┌──
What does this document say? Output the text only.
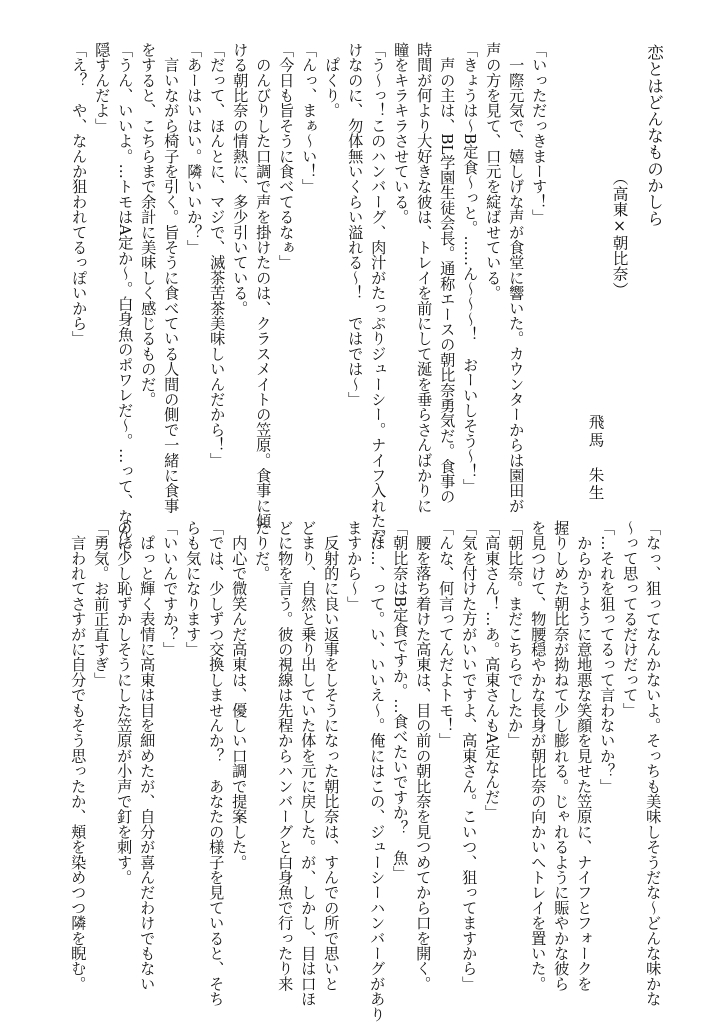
恋とはどんなものかしら
（高東×朝比奈）
飛馬　朱生
「いっただっきまーす！」
　一際元気で、嬉しげな声が食堂に響いた。カウンターからは園田が
声の方を見て、口元を綻ばせている。
「きょうは～B定食～っと。……ん～～～！　おーいしそう～！」
　声の主は、BL学園生徒会長。通称エースの朝比奈勇気だ。食事の
時間が何より大好きな彼は、トレイを前にして涎を垂らさんばかりに
瞳をキラキラさせている。
「う～っ！このハンバーグ、肉汁がたっぷりジューシー。ナイフ入れただ
けなのに、勿体無いくらい溢れる～！　ではでは～」
　ぱくり。
「んっ、まぁ～い！」
「今日も旨そうに食べてるなぁ」
　のんびりした口調で声を掛けたのは、クラスメイトの笠原。食事に傾
ける朝比奈の情熱に、多少引いている。
「だって、ほんとに、マジで、滅茶苦茶美味しいんだから！」
「あーはいはい。隣いいか？」
　言いながら椅子を引く。旨そうに食べている人間の側で一緒に食事
をすると、こちらまで余計に美味しく感じるものだ。
「うん、いいよ。…トモはA定か～。白身魚のポワレだ～。…って、なんで
隠すんだよ」
「え？　や、なんか狙われてるっぽいから」
「なっ、狙ってなんかないよ。そっちも美味しそうだな～どんな味かな
～って思ってるだけだって」
「…それを狙ってるって言わないか？」
　からかうように意地悪な笑顔を見せた笠原に、ナイフとフォークを
握りしめた朝比奈が拗ねて少し膨れる。じゃれるように賑やかな彼ら
を見つけて、物腰穏やかな長身が朝比奈の向かいへトレイを置いた。
「朝比奈。まだこちらでしたか」
「高東さん！…あ。高東さんもA定なんだ」
「気を付けた方がいいですよ、高東さん。こいつ、狙ってますから」
「んな、何言ってんだよトモ！」
　腰を落ち着けた高東は、目の前の朝比奈を見つめてから口を開く。
「朝比奈はB定食ですか。…食べたいですか？　魚」
「は…、って。い、いいえ～。俺にはこの、ジューシーハンバーグがあり
ますから～」
　反射的に良い返事をしそうになった朝比奈は、すんでの所で思いと
どまり、自然と乗り出していた体を元に戻した。が、しかし、目は口ほ
どに物を言う。彼の視線は先程からハンバーグと白身魚で行ったり来
たりだ。
　内心で微笑んだ高東は、優しい口調で提案した。
「では、少しずつ交換しませんか？　あなたの様子を見ていると、そち
らも気になります」
「いいんですか？」
　ぱっと輝く表情に高東は目を細めたが、自分が喜んだわけでもない
のに少し恥ずかしそうにした笠原が小声で釘を刺す。
「勇気。お前正直すぎ」
　言われてさすがに自分でもそう思ったか、頬を染めつつ隣を睨む。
└──
• **Task goal**
Without including any pictures, please restate all the records exactly.

• **Complete output**
What does this document say? Output the text only.
恋とはどんなものかしら
（高東×朝比奈）
飛馬　朱生
「いっただっきまーす！」
　一際元気で、嬉しげな声が食堂に響いた。カウンターからは園田が
声の方を見て、口元を綻ばせている。
「きょうは～B定食～っと。……ん～～～！　おーいしそう～！」
　声の主は、BL学園生徒会長。通称エースの朝比奈勇気だ。食事の
時間が何より大好きな彼は、トレイを前にして涎を垂らさんばかりに
瞳をキラキラさせている。
「う～っ！このハンバーグ、肉汁がたっぷりジューシー。ナイフ入れただ
けなのに、勿体無いくらい溢れる～！　ではでは～」
　ぱくり。
「んっ、まぁ～い！」
「今日も旨そうに食べてるなぁ」
　のんびりした口調で声を掛けたのは、クラスメイトの笠原。食事に傾
ける朝比奈の情熱に、多少引いている。
「だって、ほんとに、マジで、滅茶苦茶美味しいんだから！」
「あーはいはい。隣いいか？」
　言いながら椅子を引く。旨そうに食べている人間の側で一緒に食事
をすると、こちらまで余計に美味しく感じるものだ。
「うん、いいよ。…トモはA定か～。白身魚のポワレだ～。…って、なんで
隠すんだよ」
「え？　や、なんか狙われてるっぽいから」
「なっ、狙ってなんかないよ。そっちも美味しそうだな～どんな味かな
～って思ってるだけだって」
「…それを狙ってるって言わないか？」
　からかうように意地悪な笑顔を見せた笠原に、ナイフとフォークを
握りしめた朝比奈が拗ねて少し膨れる。じゃれるように賑やかな彼ら
を見つけて、物腰穏やかな長身が朝比奈の向かいへトレイを置いた。
「朝比奈。まだこちらでしたか」
「高東さん！…あ。高東さんもA定なんだ」
「気を付けた方がいいですよ、高東さん。こいつ、狙ってますから」
「んな、何言ってんだよトモ！」
　腰を落ち着けた高東は、目の前の朝比奈を見つめてから口を開く。
「朝比奈はB定食ですか。…食べたいですか？　魚」
「は…、って。い、いいえ～。俺にはこの、ジューシーハンバーグがあり
ますから～」
　反射的に良い返事をしそうになった朝比奈は、すんでの所で思いと
どまり、自然と乗り出していた体を元に戻した。が、しかし、目は口ほ
どに物を言う。彼の視線は先程からハンバーグと白身魚で行ったり来
たりだ。
　内心で微笑んだ高東は、優しい口調で提案した。
「では、少しずつ交換しませんか？　あなたの様子を見ていると、そち
らも気になります」
「いいんですか？」
　ぱっと輝く表情に高東は目を細めたが、自分が喜んだわけでもない
のに少し恥ずかしそうにした笠原が小声で釘を刺す。
「勇気。お前正直すぎ」
　言われてさすがに自分でもそう思ったか、頬を染めつつ隣を睨む。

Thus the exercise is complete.